**Opdracht:**
Kopieer hieronder letterlijk de regels vanaf de regel met "button[interactable]: ; bbox=[221, 721, 258, 773]" tot en met de regel met "staticText: B bbox=[233, 737, 246, 763]", beide inbegrepen.

**Gegevens:**
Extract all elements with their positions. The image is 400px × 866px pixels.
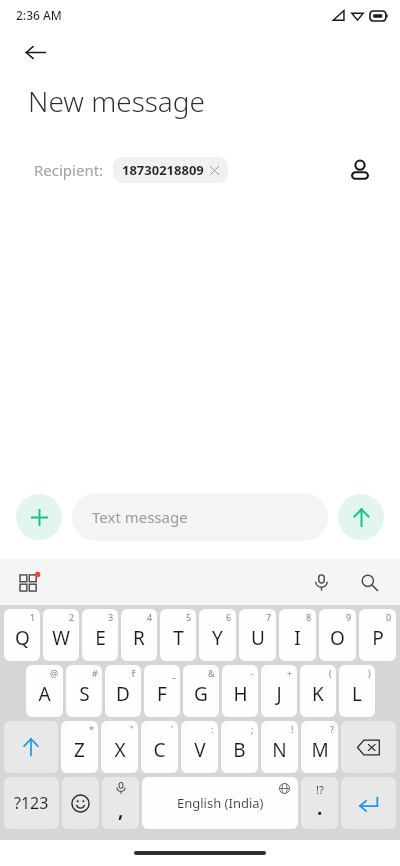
button[interactable]: ; bbox=[221, 721, 258, 773]
button[interactable]: : bbox=[181, 721, 218, 773]
button[interactable]: 7 bbox=[239, 609, 276, 661]
button[interactable]: - bbox=[222, 665, 258, 717]
staticText: B bbox=[233, 737, 246, 763]
button[interactable]: @ bbox=[26, 665, 63, 717]
staticText: ! bbox=[291, 723, 294, 735]
staticText: E bbox=[95, 625, 106, 651]
staticText: N bbox=[272, 737, 287, 763]
button[interactable]: 9 bbox=[319, 609, 356, 661]
staticText: * bbox=[89, 723, 94, 735]
button[interactable]: 6 bbox=[199, 609, 236, 661]
button[interactable]: Choose contact bbox=[342, 152, 378, 188]
button[interactable]: 1 bbox=[4, 609, 40, 661]
staticText: D bbox=[116, 681, 130, 707]
staticText: K bbox=[312, 681, 324, 707]
staticText: V bbox=[194, 737, 206, 763]
button[interactable]: ? bbox=[301, 721, 338, 773]
staticText: U bbox=[251, 625, 265, 651]
staticText: Z bbox=[74, 737, 85, 763]
button[interactable]: Comma bbox=[102, 777, 139, 829]
staticText: + bbox=[287, 667, 293, 679]
button[interactable]: 4 bbox=[121, 609, 157, 661]
button[interactable]: * bbox=[61, 721, 98, 773]
staticText: ) bbox=[368, 667, 371, 679]
button[interactable]: Space bbox=[142, 777, 298, 829]
button[interactable]: 2 bbox=[43, 609, 79, 661]
staticText: " bbox=[130, 723, 134, 735]
staticText: Recipient: bbox=[34, 160, 104, 180]
button[interactable]: 5 bbox=[160, 609, 196, 661]
button[interactable]: + bbox=[261, 665, 297, 717]
button[interactable]: 0 bbox=[359, 609, 396, 661]
staticText: I bbox=[294, 625, 301, 651]
button[interactable]: ( bbox=[300, 665, 336, 717]
staticText: 7 bbox=[266, 611, 272, 623]
staticText: O bbox=[330, 625, 345, 651]
staticText: C bbox=[153, 737, 166, 763]
staticText: R bbox=[133, 625, 145, 651]
staticText: ( bbox=[329, 667, 332, 679]
button[interactable]: Search bbox=[352, 565, 386, 599]
staticText: !? bbox=[316, 782, 324, 797]
staticText: - bbox=[251, 667, 254, 679]
button[interactable]: ?123 bbox=[4, 777, 59, 829]
staticText: 3 bbox=[108, 611, 114, 623]
button[interactable]: Text message bbox=[72, 493, 328, 541]
staticText: New message bbox=[28, 82, 206, 120]
staticText: J bbox=[276, 681, 282, 707]
staticText: X bbox=[114, 737, 126, 763]
button[interactable]: Voice input bbox=[304, 565, 338, 599]
button[interactable]: _ bbox=[144, 665, 180, 717]
staticText: _ bbox=[172, 667, 176, 679]
button[interactable]: & bbox=[183, 665, 219, 717]
staticText: Y bbox=[212, 625, 223, 651]
button[interactable]: Backspace bbox=[341, 721, 396, 773]
staticText: ?123 bbox=[14, 792, 49, 814]
button[interactable]: 18730218809 bbox=[113, 157, 228, 183]
staticText: 5 bbox=[186, 611, 192, 623]
button[interactable]: ₹ bbox=[105, 665, 141, 717]
staticText: . bbox=[317, 795, 323, 821]
staticText: ; bbox=[251, 723, 254, 735]
staticText: 18730218809 bbox=[122, 161, 204, 179]
button[interactable]: Period bbox=[301, 777, 338, 829]
staticText: ₹ bbox=[131, 667, 137, 679]
button[interactable]: 3 bbox=[82, 609, 118, 661]
staticText: 6 bbox=[226, 611, 232, 623]
button[interactable]: Toolbox bbox=[12, 565, 46, 599]
button[interactable]: " bbox=[101, 721, 138, 773]
staticText: P bbox=[372, 625, 384, 651]
staticText: 9 bbox=[346, 611, 352, 623]
button[interactable]: Add attachment bbox=[16, 494, 62, 540]
button[interactable]: ' bbox=[141, 721, 178, 773]
staticText: 2 bbox=[69, 611, 75, 623]
button[interactable]: Shift bbox=[4, 721, 58, 773]
staticText: F bbox=[157, 681, 167, 707]
button[interactable]: Back bbox=[18, 35, 52, 69]
staticText: G bbox=[194, 681, 208, 707]
staticText: L bbox=[352, 681, 362, 707]
staticText: ? bbox=[330, 723, 334, 735]
staticText: : bbox=[211, 723, 214, 735]
staticText: T bbox=[173, 625, 184, 651]
staticText: A bbox=[38, 681, 51, 707]
staticText: 4 bbox=[147, 611, 153, 623]
button[interactable]: Enter bbox=[341, 777, 396, 829]
staticText: # bbox=[92, 667, 98, 679]
staticText: M bbox=[311, 737, 329, 763]
staticText: 2:36 AM bbox=[16, 7, 62, 23]
staticText: ' bbox=[171, 723, 174, 735]
button[interactable]: # bbox=[66, 665, 102, 717]
staticText: 0 bbox=[386, 611, 392, 623]
staticText: @ bbox=[50, 667, 59, 679]
button[interactable]: 8 bbox=[279, 609, 316, 661]
staticText: 1 bbox=[30, 611, 36, 623]
staticText: S bbox=[79, 681, 90, 707]
staticText: , bbox=[118, 797, 124, 823]
staticText: Q bbox=[15, 625, 30, 651]
button[interactable]: ! bbox=[261, 721, 298, 773]
button[interactable]: ) bbox=[339, 665, 375, 717]
button[interactable]: Send bbox=[338, 494, 384, 540]
staticText: English (India) bbox=[177, 794, 264, 812]
button[interactable]: Emoji bbox=[62, 777, 99, 829]
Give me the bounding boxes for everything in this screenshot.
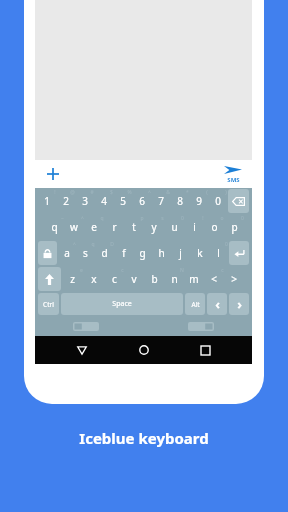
staticText: z — [70, 272, 75, 286]
staticText: v — [131, 272, 137, 286]
staticText: u — [171, 220, 178, 234]
button[interactable]: Key y — [144, 214, 164, 240]
button[interactable]: Key o — [204, 214, 224, 240]
staticText: ‹ — [215, 295, 220, 313]
button[interactable]: Key s — [76, 240, 95, 266]
button[interactable]: Key 9 — [189, 188, 208, 214]
button[interactable]: Cursor right — [229, 293, 249, 315]
staticText: 8 — [177, 194, 183, 208]
staticText: r — [112, 220, 117, 234]
staticText: > — [231, 272, 237, 286]
button[interactable]: Key m — [184, 266, 204, 292]
button[interactable]: Cursor left — [207, 293, 227, 315]
button[interactable]: Enter — [229, 241, 249, 265]
button[interactable]: Key 0 — [208, 188, 227, 214]
button[interactable]: Key g — [133, 240, 152, 266]
staticText: 7 — [158, 194, 164, 208]
staticText: g — [139, 246, 146, 260]
staticText: ( — [206, 189, 208, 196]
button[interactable]: Key x — [83, 266, 104, 292]
button[interactable]: Key f — [114, 240, 133, 266]
button[interactable]: Key 7 — [151, 188, 170, 214]
staticText: SMS — [227, 176, 240, 184]
staticText: d — [101, 246, 108, 260]
button[interactable]: Key t — [124, 214, 144, 240]
staticText: c — [221, 267, 224, 274]
staticText: Iceblue keyboard — [79, 428, 209, 448]
button[interactable]: Layout right — [188, 322, 214, 331]
button[interactable]: Key 4 — [94, 188, 113, 214]
staticText: q — [51, 220, 58, 234]
button[interactable]: Add attachment — [42, 163, 64, 185]
staticText: w — [70, 220, 78, 234]
staticText: 0 — [225, 241, 228, 248]
button[interactable]: Home — [129, 336, 159, 364]
button[interactable]: Key d — [95, 240, 114, 266]
staticText: N — [180, 267, 184, 274]
button[interactable]: Caps lock — [38, 241, 57, 265]
staticText: q — [100, 215, 104, 222]
button[interactable]: Alt — [185, 293, 205, 315]
button[interactable]: Key h — [152, 240, 171, 266]
button[interactable]: Key u — [164, 214, 184, 240]
staticText: ) — [225, 189, 227, 196]
button[interactable]: Key q — [44, 214, 64, 240]
button[interactable]: Key i — [184, 214, 204, 240]
button[interactable]: Ctrl — [38, 293, 59, 315]
button[interactable]: Key k — [190, 240, 209, 266]
button[interactable]: Key 6 — [132, 188, 151, 214]
staticText: c — [112, 272, 117, 286]
button[interactable]: Key r — [104, 214, 124, 240]
staticText: i — [193, 220, 196, 234]
button[interactable]: Key z — [62, 266, 83, 292]
button[interactable]: Key e — [84, 214, 104, 240]
staticText: 0 — [241, 215, 244, 222]
button[interactable]: Back — [67, 336, 97, 364]
staticText: f — [122, 246, 126, 260]
staticText: t — [132, 220, 136, 234]
staticText: l — [217, 246, 220, 260]
button[interactable]: Space — [61, 293, 183, 315]
staticText: * — [186, 189, 189, 196]
staticText: % — [127, 189, 132, 196]
staticText: m — [189, 272, 199, 286]
button[interactable]: Key 5 — [113, 188, 132, 214]
staticText: 2 — [63, 194, 69, 208]
button[interactable]: Key a — [58, 240, 76, 266]
button[interactable]: Key 8 — [170, 188, 189, 214]
button[interactable]: Key 3 — [75, 188, 94, 214]
button[interactable]: Key b — [144, 266, 164, 292]
button[interactable]: Shift — [38, 267, 61, 291]
staticText: ^ — [73, 241, 76, 248]
button[interactable]: Key > — [224, 266, 244, 292]
staticText: 5 — [120, 194, 126, 208]
staticText: 4 — [101, 194, 107, 208]
button[interactable]: Key j — [171, 240, 190, 266]
button[interactable]: Key n — [164, 266, 184, 292]
button[interactable]: Key < — [204, 266, 224, 292]
button[interactable]: Key 2 — [56, 188, 75, 214]
staticText: # — [90, 189, 94, 196]
staticText: h — [158, 246, 165, 260]
staticText: a — [64, 246, 70, 260]
button[interactable]: Key v — [124, 266, 144, 292]
button[interactable]: Key w — [64, 214, 84, 240]
button[interactable]: Key 1 — [37, 188, 56, 214]
button[interactable]: Layout left — [73, 322, 99, 331]
button[interactable]: Send SMS — [219, 165, 247, 184]
button[interactable]: Recents — [190, 336, 220, 364]
staticText: q — [91, 241, 95, 248]
staticText: 9 — [196, 194, 202, 208]
staticText: › — [237, 295, 242, 313]
button[interactable]: Backspace — [228, 189, 249, 213]
staticText: ^ — [148, 189, 151, 196]
staticText: ^ — [81, 215, 84, 222]
staticText: c — [121, 267, 124, 274]
button[interactable]: Key c — [104, 266, 124, 292]
button[interactable]: Key l — [209, 240, 228, 266]
button[interactable]: Key p — [224, 214, 244, 240]
staticText: e — [91, 220, 97, 234]
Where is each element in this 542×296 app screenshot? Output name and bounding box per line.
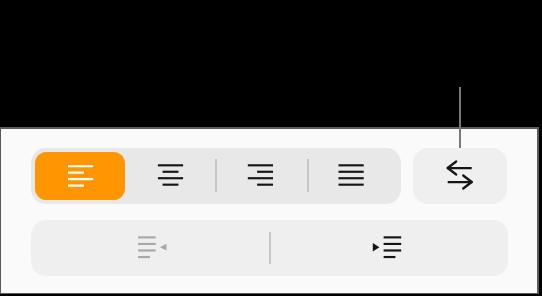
button[interactable]: Justify — [305, 148, 396, 204]
button[interactable]: Increase indent — [271, 220, 507, 276]
button[interactable]: Decrease indent — [33, 220, 269, 276]
button[interactable]: Text direction — [413, 148, 507, 204]
button[interactable]: Align left — [35, 152, 125, 200]
button[interactable]: Align right — [215, 148, 305, 204]
button[interactable]: Align center — [125, 148, 215, 204]
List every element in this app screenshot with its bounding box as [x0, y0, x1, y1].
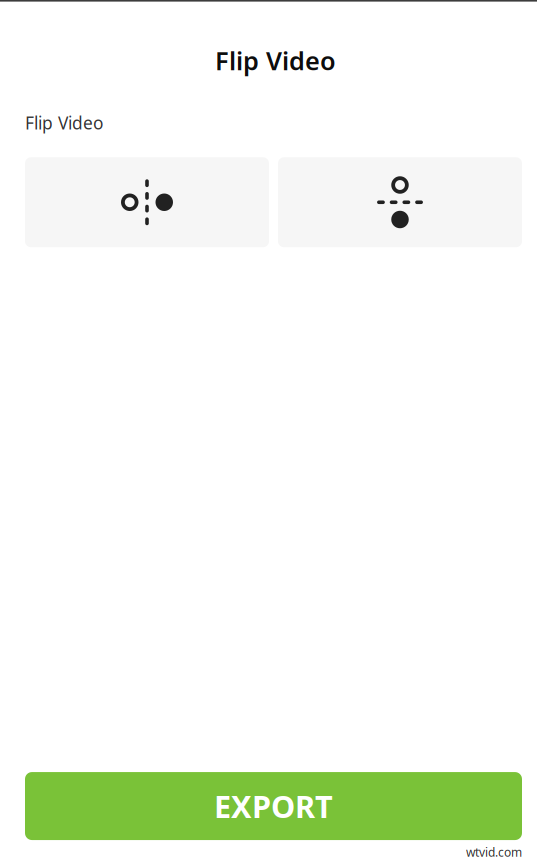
- button[interactable]: Flip vertically: [278, 157, 522, 247]
- staticText: EXPORT: [214, 786, 333, 826]
- staticText: Flip Video: [25, 111, 103, 134]
- button[interactable]: EXPORT: [25, 772, 522, 840]
- staticText: wtvid.com: [466, 844, 522, 860]
- button[interactable]: Flip horizontally: [25, 157, 269, 247]
- staticText: Flip Video: [215, 44, 336, 77]
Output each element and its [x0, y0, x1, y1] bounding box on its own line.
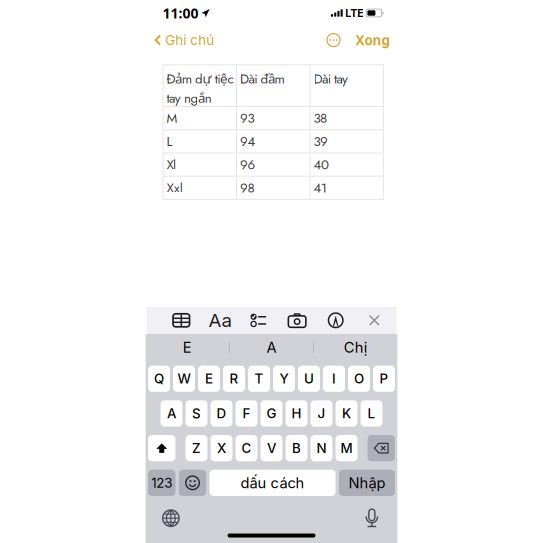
staticText: D [216, 405, 226, 422]
staticText: 123 [151, 475, 172, 491]
staticText: S [192, 405, 201, 422]
staticText: N [316, 440, 326, 456]
button[interactable]: Nhập [339, 470, 395, 496]
button[interactable]: D [211, 400, 232, 427]
staticText: Aa [208, 309, 231, 332]
button[interactable]: Q [148, 366, 170, 392]
button[interactable]: Ghi chú [154, 28, 214, 52]
staticText: Chị [344, 339, 368, 356]
button[interactable]: K [336, 400, 358, 427]
staticText: C [242, 440, 252, 456]
button[interactable]: S [186, 400, 208, 427]
staticText: K [342, 405, 351, 422]
staticText: Q [154, 371, 164, 387]
staticText: Đảm dự tiệc tay ngắn [166, 69, 234, 108]
button[interactable]: P [373, 366, 395, 392]
staticText: A [167, 405, 176, 422]
staticText: Y [280, 371, 288, 387]
staticText: Ghi chú [165, 32, 214, 48]
staticText: V [267, 440, 276, 456]
button[interactable]: Z [186, 435, 208, 461]
button[interactable]: I [323, 366, 345, 392]
button[interactable]: Emoji [179, 470, 206, 496]
button[interactable]: W [173, 366, 195, 392]
button[interactable]: Close keyboard [355, 307, 394, 334]
staticText: L [166, 132, 172, 151]
button[interactable]: More options [326, 29, 340, 51]
button[interactable]: Markup [316, 307, 355, 334]
button[interactable]: H [286, 400, 308, 427]
staticText: M [340, 440, 352, 456]
button[interactable]: E [146, 334, 229, 361]
button[interactable]: Switch keyboard [157, 505, 185, 531]
button[interactable]: U [298, 366, 320, 392]
button[interactable]: C [236, 435, 258, 461]
button[interactable]: O [348, 366, 370, 392]
staticText: Dài tay [314, 69, 348, 89]
staticText: 41 [314, 178, 327, 198]
button[interactable]: Delete [368, 435, 395, 461]
button[interactable]: L [361, 400, 382, 427]
staticText: LTE [345, 6, 363, 19]
staticText: Xong [356, 31, 390, 49]
staticText: E [183, 339, 192, 356]
staticText: M [166, 109, 178, 128]
staticText: 94 [240, 132, 256, 151]
staticText: 40 [314, 155, 329, 174]
staticText: H [292, 405, 302, 422]
staticText: Z [192, 440, 201, 456]
staticText: W [178, 371, 190, 387]
staticText: A [266, 339, 276, 356]
button[interactable]: Xong [340, 27, 390, 53]
staticText: G [266, 405, 276, 422]
button[interactable]: A [161, 400, 182, 427]
button[interactable]: T [248, 366, 270, 392]
staticText: Dài đầm [240, 69, 285, 89]
button[interactable]: V [261, 435, 282, 461]
staticText: E [205, 371, 213, 387]
staticText: Xl [166, 155, 176, 174]
button[interactable]: Shift [148, 435, 175, 461]
button[interactable]: B [286, 435, 308, 461]
staticText: 96 [240, 155, 256, 174]
button[interactable]: M [336, 435, 358, 461]
staticText: Xxl [166, 178, 183, 198]
staticText: P [380, 371, 388, 387]
button[interactable]: E [198, 366, 220, 392]
button[interactable]: Format text [201, 307, 239, 334]
button[interactable]: Camera [278, 307, 316, 334]
staticText: B [292, 440, 301, 456]
staticText: 93 [240, 109, 255, 128]
staticText: F [242, 405, 250, 422]
staticText: dấu cách [241, 474, 305, 492]
staticText: T [254, 371, 264, 387]
button[interactable]: Checklist [239, 307, 278, 334]
button[interactable]: Table [162, 307, 201, 334]
button[interactable]: A [230, 334, 313, 361]
staticText: I [332, 371, 336, 387]
button[interactable]: Chị [314, 334, 397, 361]
button[interactable]: 123 [148, 470, 176, 496]
staticText: J [318, 405, 326, 422]
button[interactable]: dấu cách [210, 470, 336, 496]
button[interactable]: N [311, 435, 332, 461]
staticText: 11:00 [162, 4, 198, 23]
staticText: X [217, 440, 226, 456]
button[interactable]: Dictate [359, 505, 384, 531]
staticText: O [354, 371, 364, 387]
button[interactable]: G [261, 400, 282, 427]
staticText: 39 [314, 132, 328, 151]
button[interactable]: F [236, 400, 258, 427]
staticText: 98 [240, 178, 255, 198]
staticText: U [304, 371, 314, 387]
staticText: R [230, 371, 238, 387]
staticText: 38 [314, 109, 327, 128]
staticText: Nhập [348, 474, 386, 492]
staticText: L [368, 405, 376, 422]
button[interactable]: Y [273, 366, 295, 392]
button[interactable]: J [311, 400, 332, 427]
button[interactable]: R [223, 366, 245, 392]
button[interactable]: X [211, 435, 232, 461]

**Oplossing:**
button[interactable]: ; bbox=[221, 721, 258, 773]
button[interactable]: : bbox=[181, 721, 218, 773]
button[interactable]: 7 bbox=[239, 609, 276, 661]
button[interactable]: - bbox=[222, 665, 258, 717]
staticText: B bbox=[233, 737, 246, 763]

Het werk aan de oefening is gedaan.